What the task asks
Go through the records and extract every line with the word "icon".

Provided entries
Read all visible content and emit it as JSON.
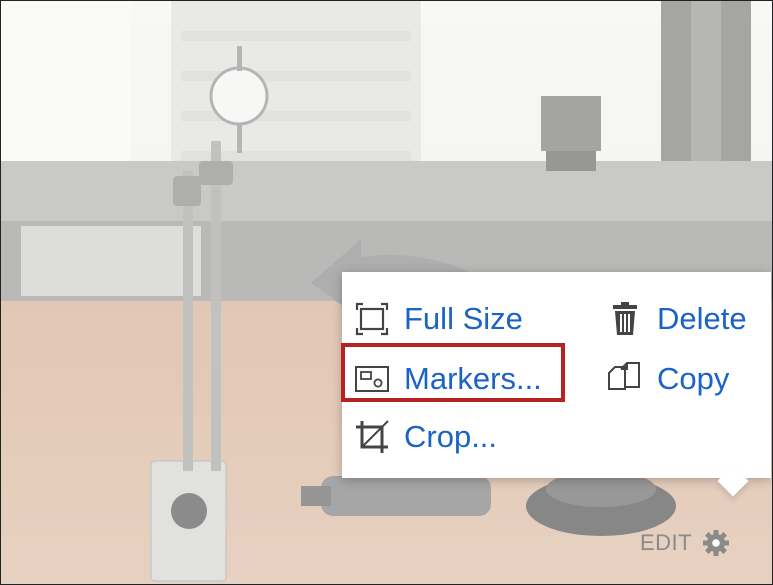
{
  "menu": {
    "full_size": {
      "label": "Full Size",
      "icon": "full-size-icon"
    },
    "delete": {
      "label": "Delete",
      "icon": "trash-icon"
    },
    "markers": {
      "label": "Markers...",
      "icon": "markers-icon"
    },
    "copy": {
      "label": "Copy",
      "icon": "copy-icon"
    },
    "crop": {
      "label": "Crop...",
      "icon": "crop-icon"
    }
  },
  "edit_bar": {
    "label": "EDIT",
    "icon": "gear-icon"
  },
  "colors": {
    "link": "#1b63c4",
    "highlight": "#b72222",
    "icon": "#444444",
    "muted": "#8a8a8a"
  }
}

Worked solution
      "icon": "full-size-icon"
      "icon": "trash-icon"
      "icon": "markers-icon"
      "icon": "copy-icon"
      "icon": "crop-icon"
    "icon": "gear-icon"
    "icon": "#444444",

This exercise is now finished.